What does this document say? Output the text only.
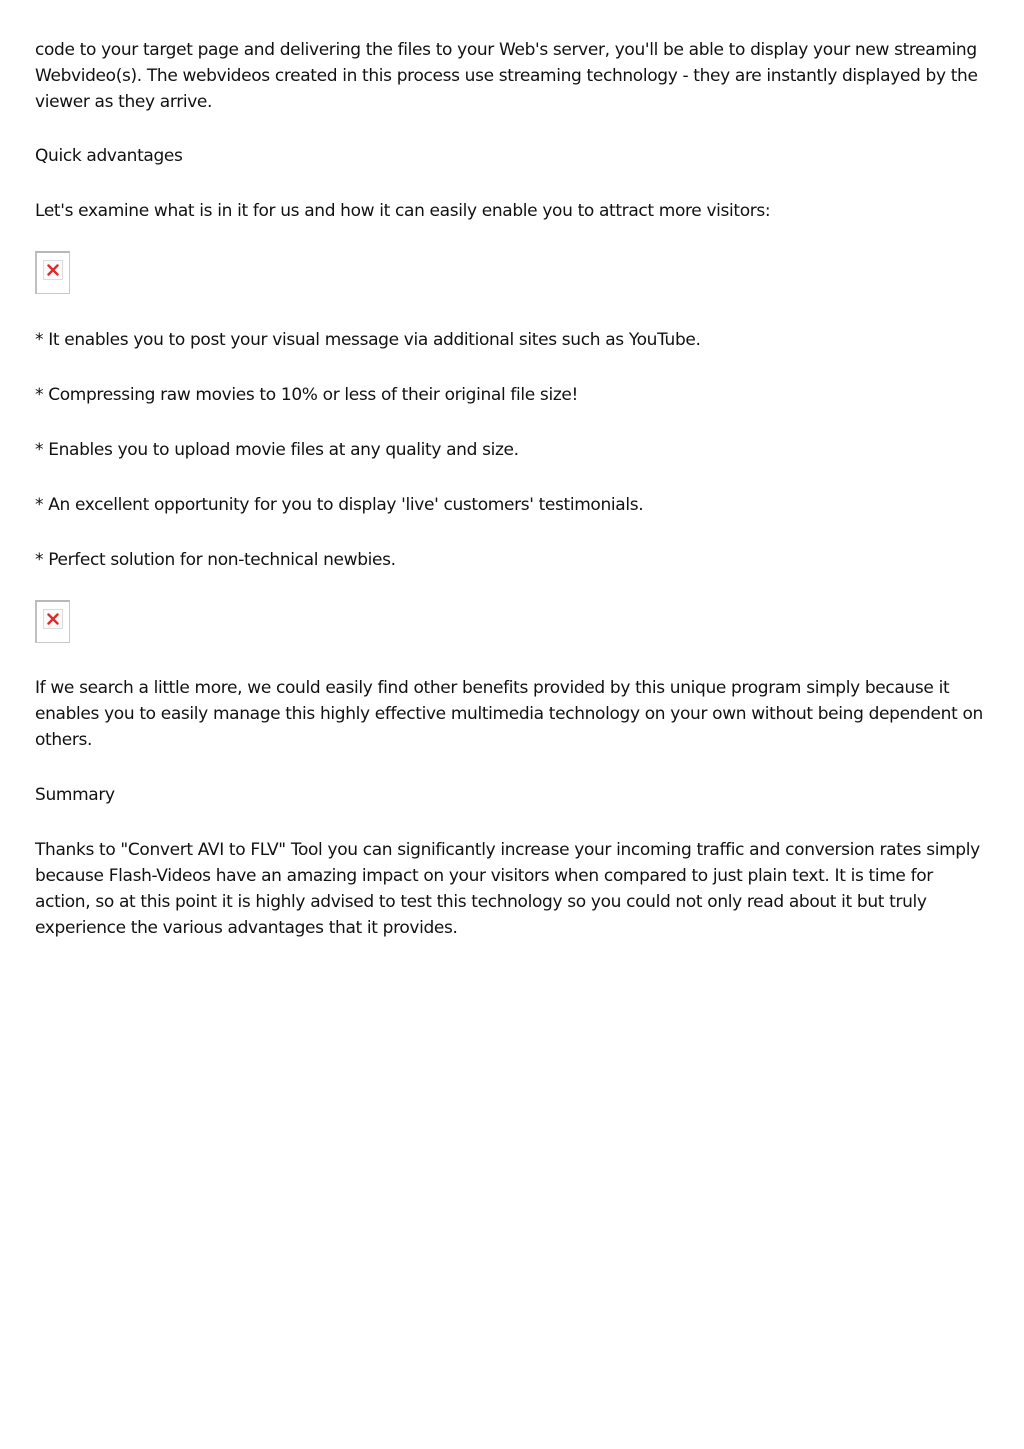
code to your target page and delivering the files to your Web's server, you'll be able to display your new streaming Webvideo(s). The webvideos created in this process use streaming technology - they are instantly displayed by the viewer as they arrive.

Quick advantages

Let's examine what is in it for us and how it can easily enable you to attract more visitors:

* It enables you to post your visual message via additional sites such as YouTube.

* Compressing raw movies to 10% or less of their original file size!

* Enables you to upload movie files at any quality and size.

* An excellent opportunity for you to display 'live' customers' testimonials.

* Perfect solution for non-technical newbies.

If we search a little more, we could easily find other benefits provided by this unique program simply because it enables you to easily manage this highly effective multimedia technology on your own without being dependent on others.

Summary

Thanks to "Convert AVI to FLV" Tool you can significantly increase your incoming traffic and conversion rates simply because Flash-Videos have an amazing impact on your visitors when compared to just plain text. It is time for action, so at this point it is highly advised to test this technology so you could not only read about it but truly experience the various advantages that it provides.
################
Your task
Search the data for the string "only" and copy each line where it appears.

Correct result
What does this document say? Output the text only.
Thanks to "Convert AVI to FLV" Tool you can significantly increase your incoming traffic and conversion rates simply because Flash-Videos have an amazing impact on your visitors when compared to just plain text. It is time for action, so at this point it is highly advised to test this technology so you could not only read about it but truly experience the various advantages that it provides.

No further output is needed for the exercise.